**Directions**
Output the material beneath this task exactly, images excluded.

Stored data
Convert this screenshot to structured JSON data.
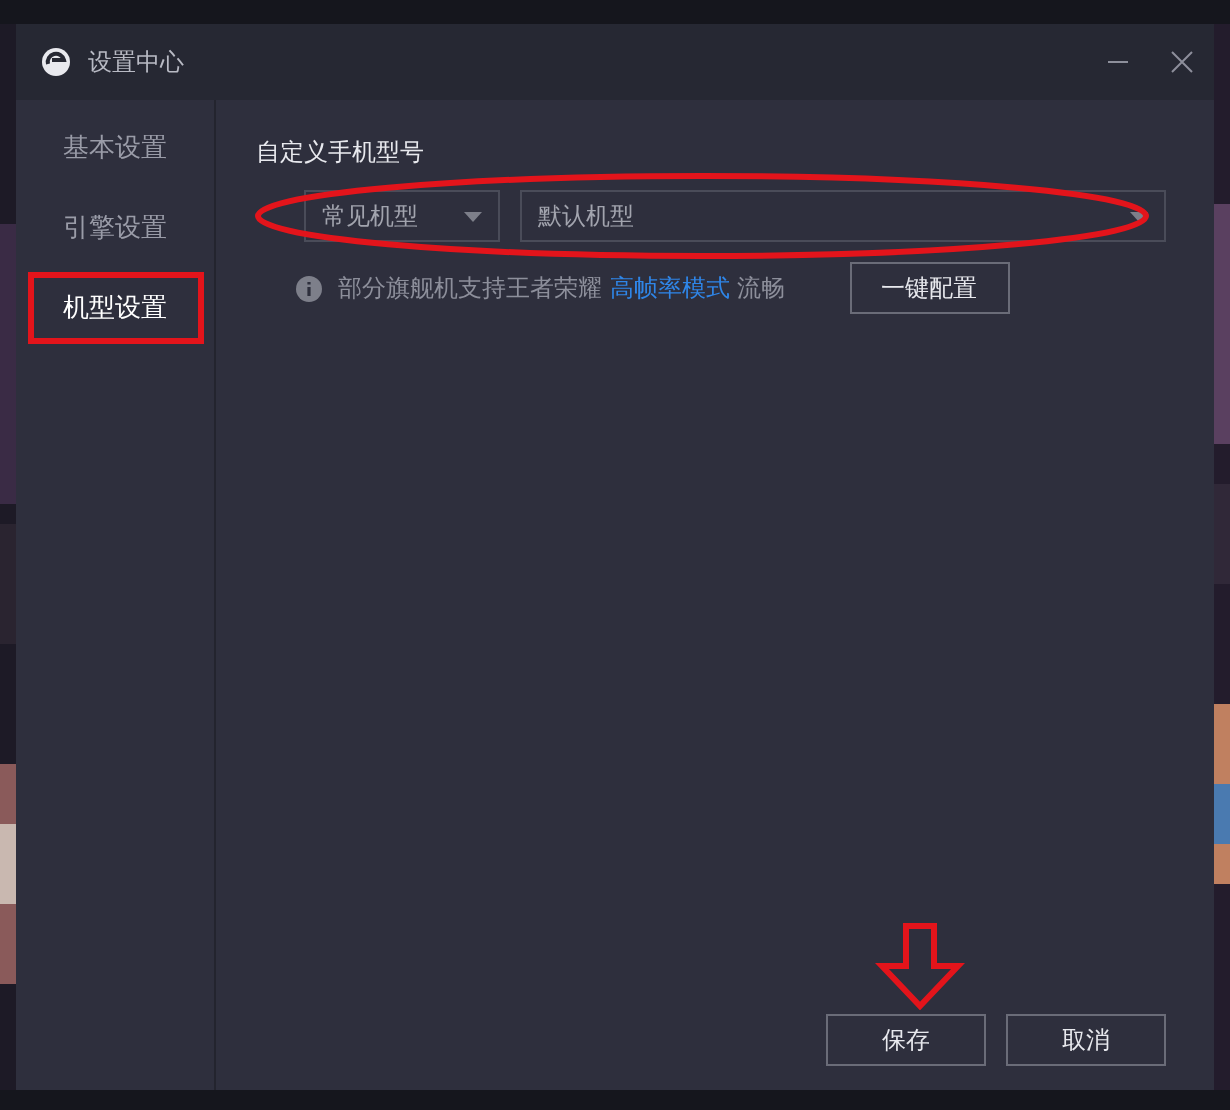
{
  "window": {
    "title": "设置中心"
  },
  "sidebar": {
    "items": [
      {
        "label": "基本设置",
        "selected": false,
        "highlighted": false
      },
      {
        "label": "引擎设置",
        "selected": false,
        "highlighted": false
      },
      {
        "label": "机型设置",
        "selected": true,
        "highlighted": true
      }
    ]
  },
  "content": {
    "heading": "自定义手机型号",
    "circled": true,
    "selects": [
      {
        "value": "常见机型"
      },
      {
        "value": "默认机型"
      }
    ],
    "info": {
      "text": "部分旗舰机支持王者荣耀",
      "link": "高帧率模式",
      "suffix": "流畅"
    },
    "config_button": "一键配置"
  },
  "buttons": [
    {
      "label": "保存",
      "arrow": true
    },
    {
      "label": "取消",
      "arrow": false
    }
  ]
}
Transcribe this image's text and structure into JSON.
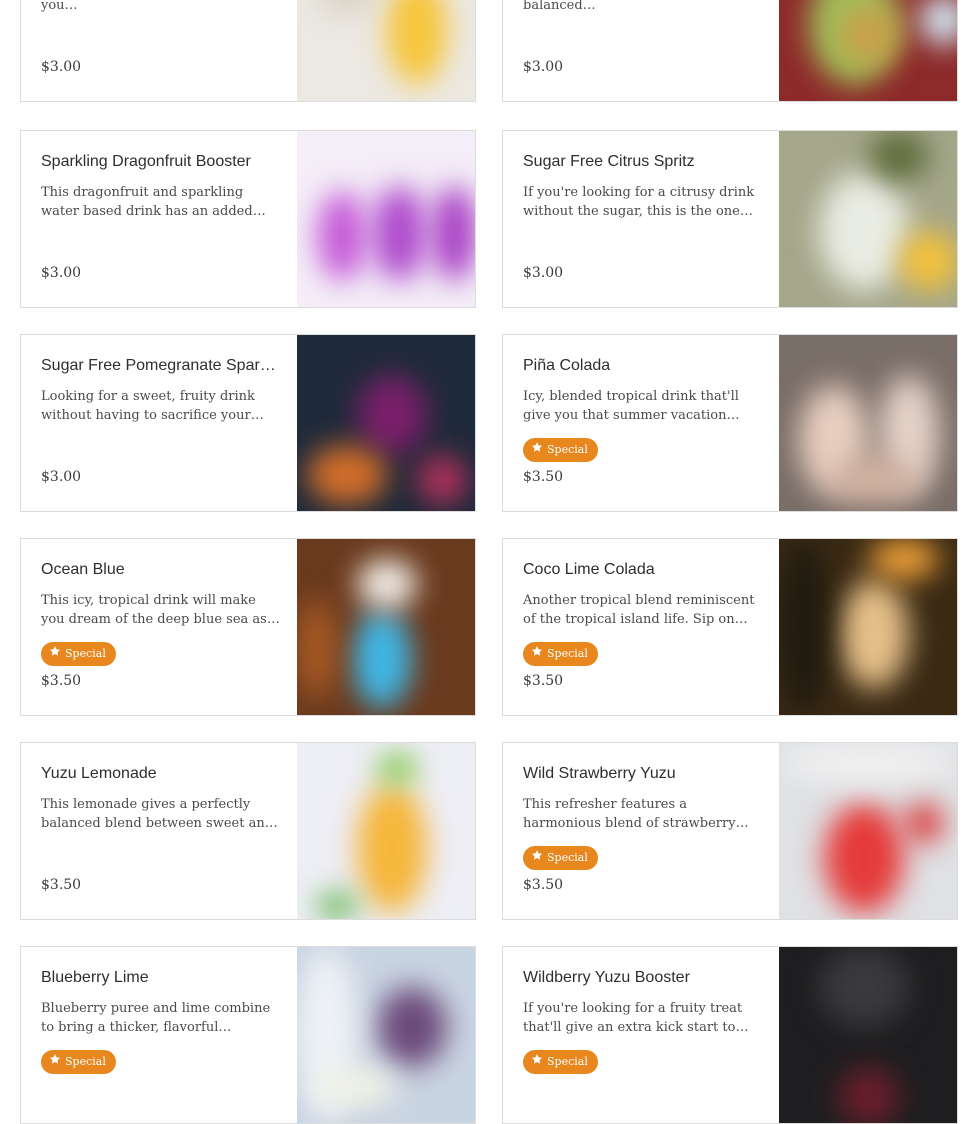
{
  "badge_label": "Special",
  "rows": [
    {
      "left": {
        "name": "",
        "description": "orange, guava and lemon is sure you…",
        "price": "$3.00",
        "special": false,
        "image_alt": "yellow citrus drink"
      },
      "right": {
        "name": "",
        "description": "refresher for you. With a balanced…",
        "price": "$3.00",
        "special": false,
        "image_alt": "green drink with berries"
      }
    },
    {
      "left": {
        "name": "Sparkling Dragonfruit Booster",
        "description": "This dragonfruit and sparkling water based drink has an added boost of…",
        "price": "$3.00",
        "special": false,
        "image_alt": "purple dragonfruit drinks"
      },
      "right": {
        "name": "Sugar Free Citrus Spritz",
        "description": "If you're looking for a citrusy drink without the sugar, this is the one fo…",
        "price": "$3.00",
        "special": false,
        "image_alt": "citrus spritz with lemon"
      }
    },
    {
      "left": {
        "name": "Sugar Free Pomegranate Spar…",
        "description": "Looking for a sweet, fruity drink without having to sacrifice your diet…",
        "price": "$3.00",
        "special": false,
        "image_alt": "pomegranate drink"
      },
      "right": {
        "name": "Piña Colada",
        "description": "Icy, blended tropical drink that'll give you that summer vacation feeling a…",
        "price": "$3.50",
        "special": true,
        "image_alt": "pina colada drinks"
      }
    },
    {
      "left": {
        "name": "Ocean Blue",
        "description": "This icy, tropical drink will make you dream of the deep blue sea as you…",
        "price": "$3.50",
        "special": true,
        "image_alt": "blue tropical drink"
      },
      "right": {
        "name": "Coco Lime Colada",
        "description": "Another tropical blend reminiscent of the tropical island life. Sip on this…",
        "price": "$3.50",
        "special": true,
        "image_alt": "coco lime colada"
      }
    },
    {
      "left": {
        "name": "Yuzu Lemonade",
        "description": "This lemonade gives a perfectly balanced blend between sweet an…",
        "price": "$3.50",
        "special": false,
        "image_alt": "yuzu lemonade"
      },
      "right": {
        "name": "Wild Strawberry Yuzu",
        "description": "This refresher features a harmonious blend of strawberry and yuzu lemo…",
        "price": "$3.50",
        "special": true,
        "image_alt": "strawberry yuzu drink"
      }
    },
    {
      "left": {
        "name": "Blueberry Lime",
        "description": "Blueberry puree and lime combine to bring a thicker, flavorful refresher…",
        "price": "",
        "special": true,
        "image_alt": "blueberry lime drink"
      },
      "right": {
        "name": "Wildberry Yuzu Booster",
        "description": "If you're looking for a fruity treat that'll give an extra kick start to you…",
        "price": "",
        "special": true,
        "image_alt": "wildberry yuzu drink"
      }
    }
  ]
}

**The solution**
Convert this screenshot to structured JSON data.
{
  "window": {
    "title": "设置中心"
  },
  "sidebar": {
    "items": [
      {
        "label": "基本设置",
        "selected": false,
        "highlighted": false
      },
      {
        "label": "引擎设置",
        "selected": false,
        "highlighted": false
      },
      {
        "label": "机型设置",
        "selected": true,
        "highlighted": true
      }
    ]
  },
  "content": {
    "heading": "自定义手机型号",
    "circled": true,
    "selects": [
      {
        "value": "常见机型"
      },
      {
        "value": "默认机型"
      }
    ],
    "info": {
      "text": "部分旗舰机支持王者荣耀",
      "link": "高帧率模式",
      "suffix": "流畅"
    },
    "config_button": "一键配置"
  },
  "buttons": [
    {
      "label": "保存",
      "arrow": true
    },
    {
      "label": "取消",
      "arrow": false
    }
  ]
}
Transcribe this image's text and structure into JSON.
{
  "badge_label": "Special",
  "rows": [
    {
      "left": {
        "name": "",
        "description": "orange, guava and lemon is sure you…",
        "price": "$3.00",
        "special": false,
        "image_alt": "yellow citrus drink"
      },
      "right": {
        "name": "",
        "description": "refresher for you. With a balanced…",
        "price": "$3.00",
        "special": false,
        "image_alt": "green drink with berries"
      }
    },
    {
      "left": {
        "name": "Sparkling Dragonfruit Booster",
        "description": "This dragonfruit and sparkling water based drink has an added boost of…",
        "price": "$3.00",
        "special": false,
        "image_alt": "purple dragonfruit drinks"
      },
      "right": {
        "name": "Sugar Free Citrus Spritz",
        "description": "If you're looking for a citrusy drink without the sugar, this is the one fo…",
        "price": "$3.00",
        "special": false,
        "image_alt": "citrus spritz with lemon"
      }
    },
    {
      "left": {
        "name": "Sugar Free Pomegranate Spar…",
        "description": "Looking for a sweet, fruity drink without having to sacrifice your diet…",
        "price": "$3.00",
        "special": false,
        "image_alt": "pomegranate drink"
      },
      "right": {
        "name": "Piña Colada",
        "description": "Icy, blended tropical drink that'll give you that summer vacation feeling a…",
        "price": "$3.50",
        "special": true,
        "image_alt": "pina colada drinks"
      }
    },
    {
      "left": {
        "name": "Ocean Blue",
        "description": "This icy, tropical drink will make you dream of the deep blue sea as you…",
        "price": "$3.50",
        "special": true,
        "image_alt": "blue tropical drink"
      },
      "right": {
        "name": "Coco Lime Colada",
        "description": "Another tropical blend reminiscent of the tropical island life. Sip on this…",
        "price": "$3.50",
        "special": true,
        "image_alt": "coco lime colada"
      }
    },
    {
      "left": {
        "name": "Yuzu Lemonade",
        "description": "This lemonade gives a perfectly balanced blend between sweet an…",
        "price": "$3.50",
        "special": false,
        "image_alt": "yuzu lemonade"
      },
      "right": {
        "name": "Wild Strawberry Yuzu",
        "description": "This refresher features a harmonious blend of strawberry and yuzu lemo…",
        "price": "$3.50",
        "special": true,
        "image_alt": "strawberry yuzu drink"
      }
    },
    {
      "left": {
        "name": "Blueberry Lime",
        "description": "Blueberry puree and lime combine to bring a thicker, flavorful refresher…",
        "price": "",
        "special": true,
        "image_alt": "blueberry lime drink"
      },
      "right": {
        "name": "Wildberry Yuzu Booster",
        "description": "If you're looking for a fruity treat that'll give an extra kick start to you…",
        "price": "",
        "special": true,
        "image_alt": "wildberry yuzu drink"
      }
    }
  ]
}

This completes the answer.